• [Actions to take]
**a)** From the passage about Wahpepah's Kitchen, list every group it names with the word "Nation."
**b)** Decide whether each statement agrees with the passage about Wahpepah's Kitchen, and back each verdict with the passage's own words: (i) Wahpepah opened her restaurant in late 2021. (ii) Her grandfather taught her how to dry freshly harvested corn. (iii) The side greens are grown on a rooftop in Seattle.

• [Document text]
--------------------
As a restaurant serving Indigenous cooking, the staff at Wahpepah’s Kitchen is diverse, pretty much by definition. Because of her family’s roots in Oklahoma—she summered there as a child—Wahpepah, who was raised and now works on Ohlone land, is a member of the Kickapoo Nation. Her three daughters, who play important roles at the restaurant, are Northern California Pomo (“They’ve taught me a lot about working together,” Wahpepah says), while the rest of her staff’s roots grew in the soils of the Ojibwe Nation of the Great Lakes region and a dozen other locales.
The ingredients that make it onto your plate can be just as far-flung. There’s salmon caught and smoked by Seattle-residing members of the Lummi Nation, blue corn harvested and dried by members of the Ute Nation in Colorado, and acorn flour milled by members of the Fresno members of the Mono Nation. Even the cedar-smoked salt is Native. This meticulous attention to sources is a big part of Wahpepah’s commitment to reclaim the “food sovereignty” of Indigenous peoples.
Wahpepah came by her love of cooking like a lot of chefs, drawing inspiration from elder relatives. Two of her strongest influences were her Oklahoman grandmother, who first showed Wahpepah how to properly dry freshly harvested corn and prepare the aforementioned Kickapoo chili when she was just 7, and her grandfather, also from Oklahoma, who taught the inquisitive child how to prepare cuts of game meat such as rabbit and deer.
Before she opened her restaurant in late 2021, Wahpepah ran a catering business, but the Kitchen that bears her name is much better suited to her interest in working at a level that has resulted in an invitation to cook at the White House and a nomination for a James Beard Award.
“We serve people from all over the Bay Area, all over the nation,” Wahpepah says. “Most of our customers don’t know who we are, but they leave amazed. And then they come back with a friend. That’s the beautiful part.”
These days, for her own sustenance, Wahpepah finds herself returning to her grandmother’s chili or the green pumpkin-seed mole, which like the restaurant’s tacos—bison, rabbit, or squash—is served with a side of greens grown on a nearby Oakland rooftop. And while these dishes and others may have brought Wahpepah a measure of personal acclaim that’s never been her goal.
“I happen to be doing something I love,” she says. “Things like the James Beard nomination are nice, but the importance of it is that our work and what we’re doing in the community is recognized. That’s definitely the mission—to promote food sovereignty while being visible in our community, especially to youth. They are our next generation, you know.”
--------------------
• [Entries]
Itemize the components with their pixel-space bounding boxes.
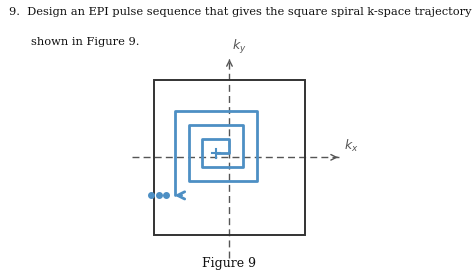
Text: shown in Figure 9.: shown in Figure 9. [31,37,139,47]
Bar [155,80,305,235]
Text: 9.  Design an EPI pulse sequence that gives the square spiral k-space trajectory: 9. Design an EPI pulse sequence that giv… [9,7,471,17]
Text: Figure 9: Figure 9 [202,257,256,270]
Text: $k_x$: $k_x$ [344,138,358,154]
Text: $k_y$: $k_y$ [232,38,247,55]
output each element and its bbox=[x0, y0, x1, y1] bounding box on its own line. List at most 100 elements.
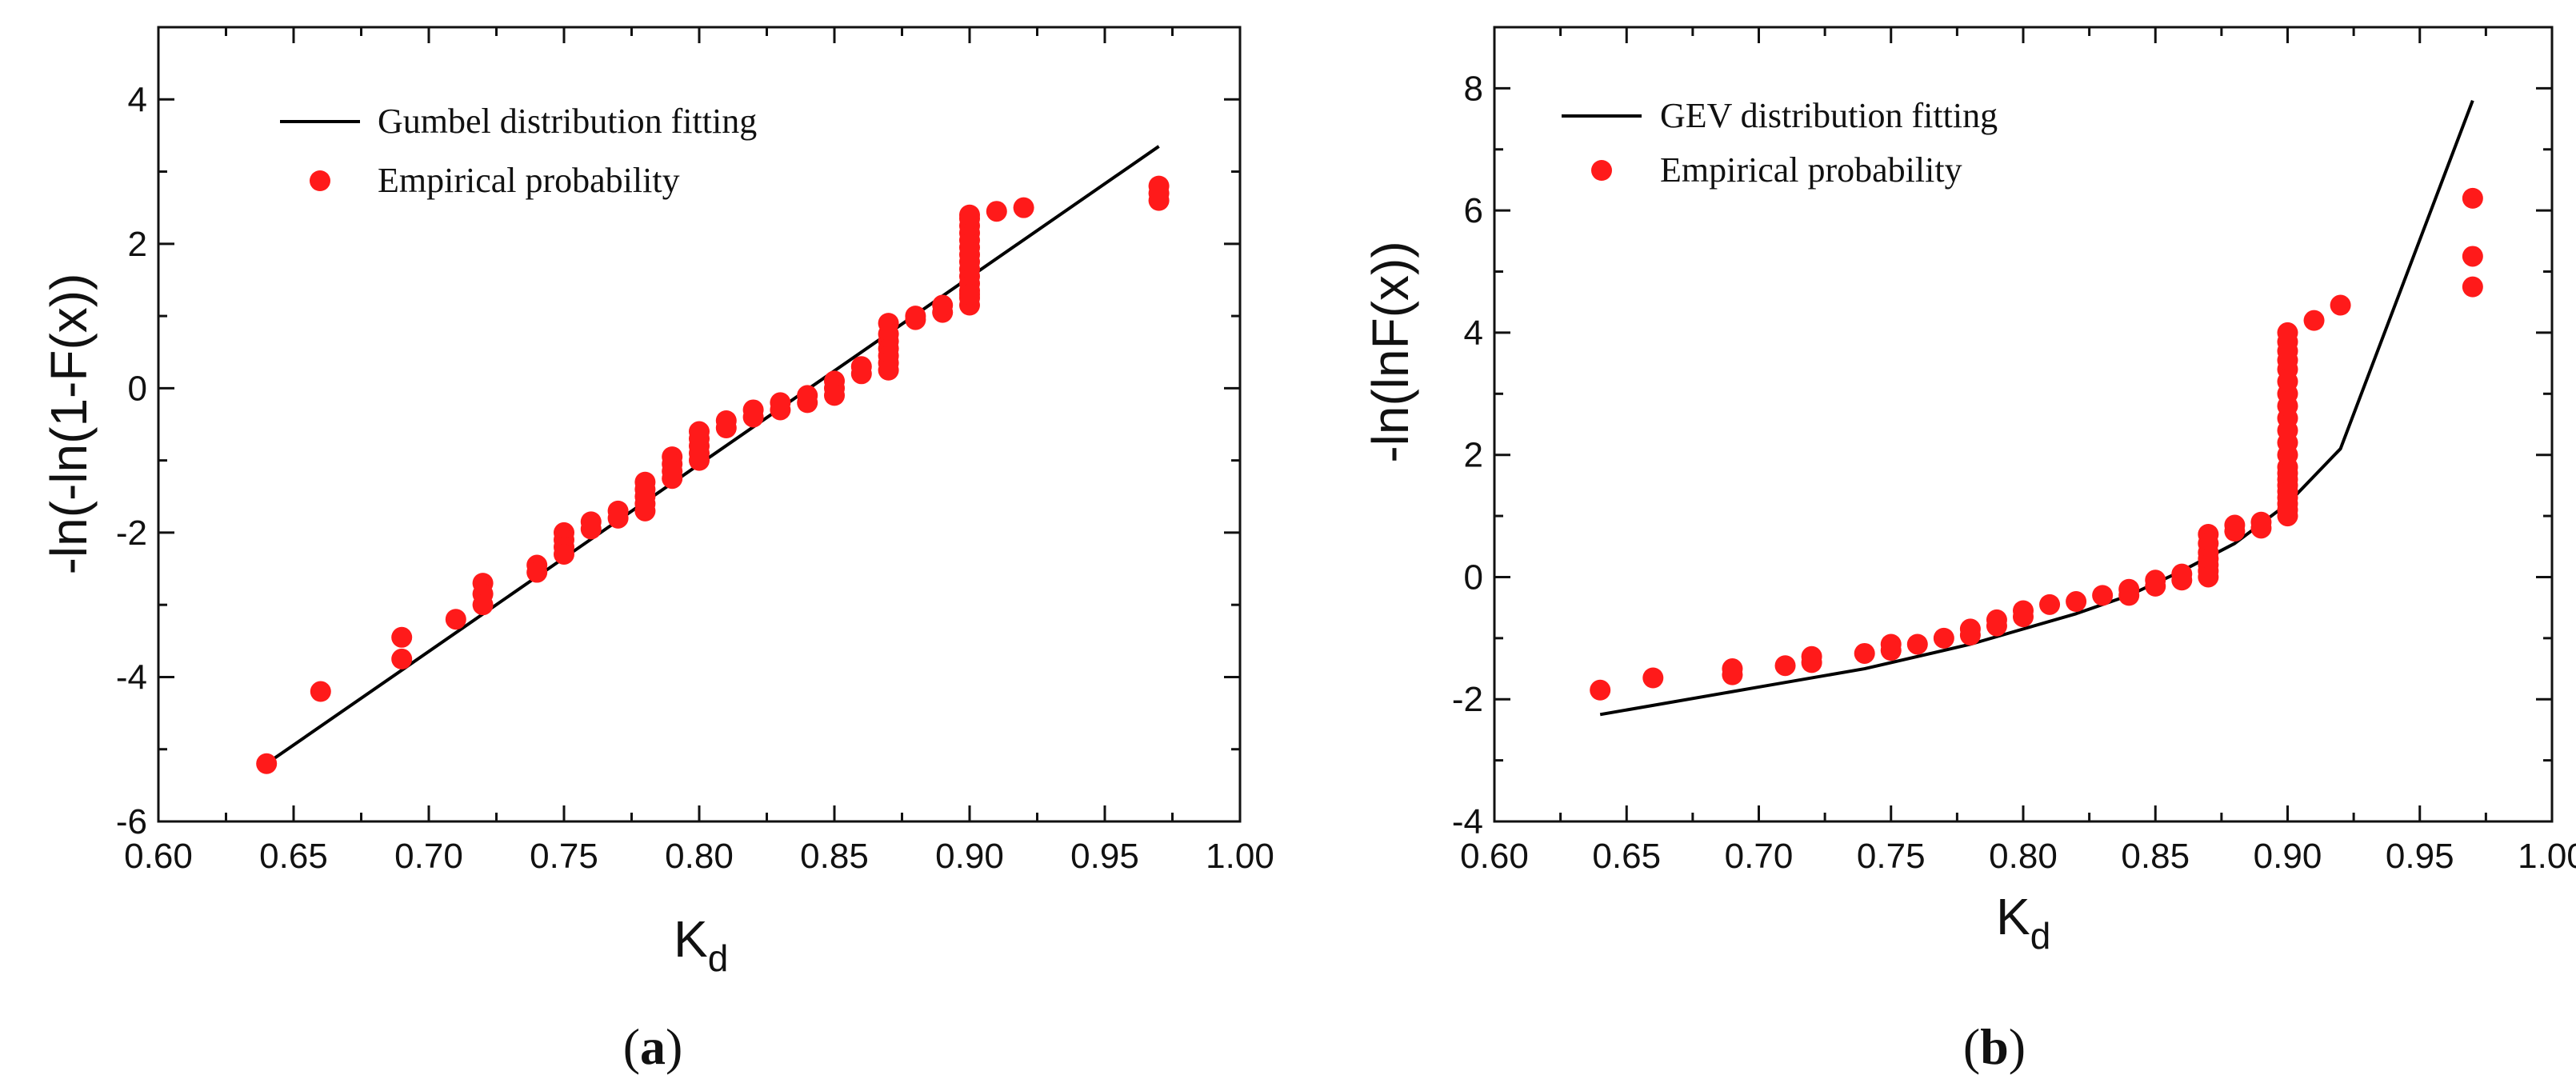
data-point bbox=[256, 753, 278, 774]
legend-point-swatch-b bbox=[1591, 160, 1612, 181]
x-tick-label: 0.70 bbox=[1725, 837, 1794, 876]
y-tick-label: 0 bbox=[1464, 557, 1483, 597]
data-point bbox=[662, 468, 683, 490]
fit-line-group-a bbox=[266, 145, 1160, 765]
panel-label-b: (b) bbox=[1963, 1018, 2026, 1075]
y-tick-label: -2 bbox=[1452, 680, 1483, 719]
legend-point-label-a: Empirical probability bbox=[378, 161, 680, 200]
data-point bbox=[472, 594, 494, 616]
data-point bbox=[959, 204, 980, 226]
y-axis-title-b: -ln(lnF(x)) bbox=[1362, 241, 1419, 462]
x-tick-label: 0.85 bbox=[800, 837, 869, 876]
data-point bbox=[1933, 627, 1954, 649]
data-point bbox=[2277, 322, 2298, 343]
x-tick-labels-b: 0.60 0.65 0.70 0.75 0.80 0.85 0.90 0.95 1.00 bbox=[1460, 837, 2576, 876]
data-point bbox=[2171, 569, 2193, 591]
data-point bbox=[2224, 521, 2246, 542]
data-point bbox=[2066, 591, 2087, 613]
y-tick-label: -4 bbox=[116, 657, 147, 697]
y-axis-title-a: -ln(-ln(1-F(x)) bbox=[40, 274, 98, 575]
data-point bbox=[742, 406, 764, 428]
x-tick-label: 0.80 bbox=[1989, 837, 2058, 876]
data-point bbox=[2198, 566, 2219, 588]
x-tick-label: 0.90 bbox=[2254, 837, 2322, 876]
data-point bbox=[2462, 187, 2483, 209]
data-point bbox=[1590, 679, 1611, 701]
x-tick-label: 0.65 bbox=[1592, 837, 1661, 876]
y-tick-label: -4 bbox=[1452, 802, 1483, 841]
data-point bbox=[2277, 462, 2298, 484]
x-tick-labels-a: 0.60 0.65 0.70 0.75 0.80 0.85 0.90 0.95 1.00 bbox=[124, 837, 1274, 876]
data-point bbox=[824, 385, 845, 406]
fit-line bbox=[266, 145, 1160, 765]
data-point bbox=[932, 294, 954, 316]
data-point bbox=[1642, 667, 1664, 689]
data-point bbox=[689, 450, 710, 471]
x-tick-label: 0.95 bbox=[2386, 837, 2454, 876]
legend-line-label-a: Gumbel distribution fitting bbox=[378, 102, 757, 141]
x-tick-label: 0.85 bbox=[2121, 837, 2190, 876]
legend-b: GEV distribution fitting Empirical proba… bbox=[1562, 96, 1998, 190]
points-group-a bbox=[256, 175, 1170, 774]
fit-line bbox=[1599, 99, 2474, 717]
data-point bbox=[986, 201, 1007, 222]
data-point bbox=[526, 561, 548, 583]
data-point bbox=[1880, 640, 1902, 661]
legend-point-label-b: Empirical probability bbox=[1660, 150, 1962, 190]
panel-a: 0.60 0.65 0.70 0.75 0.80 0.85 0.90 0.95 1.00 -6-… bbox=[40, 26, 1274, 1075]
x-axis-title-sub-a: d bbox=[708, 937, 729, 979]
x-tick-label: 0.95 bbox=[1070, 837, 1139, 876]
x-tick-label: 0.90 bbox=[935, 837, 1004, 876]
tick-marks-a bbox=[157, 27, 1242, 823]
data-point bbox=[1959, 625, 1981, 646]
data-point bbox=[1013, 197, 1034, 218]
y-tick-label: -2 bbox=[116, 514, 147, 553]
data-point bbox=[850, 363, 872, 385]
data-point bbox=[1148, 175, 1170, 197]
x-tick-label: 0.70 bbox=[394, 837, 463, 876]
data-point bbox=[1801, 652, 1822, 673]
data-point bbox=[580, 518, 602, 540]
x-tick-label: 1.00 bbox=[2518, 837, 2576, 876]
tick-marks-b bbox=[1493, 27, 2554, 823]
data-point bbox=[634, 500, 656, 522]
data-point bbox=[1986, 615, 2007, 637]
legend-point-swatch-a bbox=[310, 170, 330, 191]
data-point bbox=[391, 648, 413, 669]
data-point bbox=[2462, 276, 2483, 298]
x-axis-title-main-a: K bbox=[674, 910, 708, 968]
x-tick-label: 0.60 bbox=[124, 837, 193, 876]
y-tick-labels-a: -6 -4 -2 0 2 4 bbox=[116, 80, 147, 841]
data-point bbox=[445, 609, 466, 630]
x-axis-title-sub-b: d bbox=[2030, 915, 2051, 957]
data-point bbox=[905, 309, 926, 330]
x-axis-title-b: Kd bbox=[1996, 888, 2050, 957]
x-tick-label: 0.75 bbox=[1857, 837, 1926, 876]
data-point bbox=[1722, 664, 1743, 685]
y-tick-label: 6 bbox=[1464, 191, 1483, 230]
panel-label-a: (a) bbox=[623, 1018, 683, 1075]
data-point bbox=[2330, 294, 2351, 316]
y-tick-label: -6 bbox=[116, 802, 147, 841]
data-point bbox=[554, 543, 574, 565]
x-axis-title-a: Kd bbox=[674, 910, 728, 979]
data-point bbox=[1774, 655, 1796, 677]
x-tick-label: 1.00 bbox=[1206, 837, 1274, 876]
data-point bbox=[1906, 633, 1928, 655]
data-point bbox=[797, 392, 818, 414]
y-tick-labels-b: -4 -2 0 2 4 6 8 bbox=[1452, 69, 1483, 841]
x-tick-label: 0.80 bbox=[665, 837, 734, 876]
x-axis-title-main-b: K bbox=[1996, 888, 2030, 945]
legend-a: Gumbel distribution fitting Empirical pr… bbox=[280, 102, 757, 200]
y-tick-label: 8 bbox=[1464, 69, 1483, 108]
data-point bbox=[1854, 642, 1875, 664]
panel-b: 0.600.650.700.750.800.850.900.951.00 -4-… bbox=[1362, 26, 2576, 1075]
data-point bbox=[878, 359, 899, 381]
points-group-b bbox=[1590, 187, 2483, 701]
data-point bbox=[770, 399, 791, 421]
data-point bbox=[2039, 593, 2061, 615]
data-point bbox=[2462, 246, 2483, 267]
x-tick-label: 0.75 bbox=[530, 837, 598, 876]
y-tick-label: 4 bbox=[1464, 314, 1483, 353]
--------------------
• [List of solutions]
**a)**
- Kickapoo Nation
- Ojibwe Nation
- Lummi Nation
- Ute Nation
- Mono Nation

**b)**
(i) Yes: "Before she opened her restaurant in late 2021"
(ii) No: "her Oklahoman grandmother, who first showed Wahpepah how to properly dry freshly harvested corn"
(iii) No: "a side of greens grown on a nearby Oakland rooftop"